Aim of the exercise:
Show every line below where "title" can be found.

Given data:
--- Begin ---
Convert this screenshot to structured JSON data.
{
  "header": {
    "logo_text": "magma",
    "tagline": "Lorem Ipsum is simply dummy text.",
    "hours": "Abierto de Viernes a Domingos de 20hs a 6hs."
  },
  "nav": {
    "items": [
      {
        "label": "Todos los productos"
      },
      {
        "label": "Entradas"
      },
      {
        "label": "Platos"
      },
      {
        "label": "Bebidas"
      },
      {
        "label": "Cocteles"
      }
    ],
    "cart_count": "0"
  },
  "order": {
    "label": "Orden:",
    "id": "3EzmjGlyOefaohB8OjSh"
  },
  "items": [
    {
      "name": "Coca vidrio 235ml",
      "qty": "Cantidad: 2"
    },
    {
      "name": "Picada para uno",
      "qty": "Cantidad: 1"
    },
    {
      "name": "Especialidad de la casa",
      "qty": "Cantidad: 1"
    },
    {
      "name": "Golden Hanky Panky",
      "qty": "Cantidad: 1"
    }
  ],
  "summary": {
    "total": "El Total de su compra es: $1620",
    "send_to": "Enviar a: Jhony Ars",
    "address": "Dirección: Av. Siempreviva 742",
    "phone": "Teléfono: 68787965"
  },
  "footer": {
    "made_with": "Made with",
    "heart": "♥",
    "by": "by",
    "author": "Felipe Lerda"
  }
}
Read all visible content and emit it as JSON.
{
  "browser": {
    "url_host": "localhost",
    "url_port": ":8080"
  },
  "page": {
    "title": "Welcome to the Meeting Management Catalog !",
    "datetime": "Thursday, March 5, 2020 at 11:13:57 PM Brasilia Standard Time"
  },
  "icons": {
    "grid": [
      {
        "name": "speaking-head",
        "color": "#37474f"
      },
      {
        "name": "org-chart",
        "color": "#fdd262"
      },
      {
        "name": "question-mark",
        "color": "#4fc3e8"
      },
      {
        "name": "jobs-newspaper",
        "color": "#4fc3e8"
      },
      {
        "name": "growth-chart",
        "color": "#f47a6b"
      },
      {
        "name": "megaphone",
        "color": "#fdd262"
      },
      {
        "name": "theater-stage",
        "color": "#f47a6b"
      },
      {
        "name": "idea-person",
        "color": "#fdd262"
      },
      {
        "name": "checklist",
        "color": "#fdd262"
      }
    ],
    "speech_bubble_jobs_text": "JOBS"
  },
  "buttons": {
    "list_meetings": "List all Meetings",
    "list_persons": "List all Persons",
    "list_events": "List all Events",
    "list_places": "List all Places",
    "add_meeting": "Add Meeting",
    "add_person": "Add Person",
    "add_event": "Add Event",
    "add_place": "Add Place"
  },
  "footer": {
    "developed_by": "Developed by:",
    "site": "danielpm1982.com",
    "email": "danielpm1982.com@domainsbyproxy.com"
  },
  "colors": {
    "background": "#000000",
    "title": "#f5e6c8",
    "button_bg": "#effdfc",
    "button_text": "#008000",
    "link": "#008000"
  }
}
--- End ---
Response:
    "title": "Welcome to the Meeting Management Catalog !",
    "title": "#f5e6c8",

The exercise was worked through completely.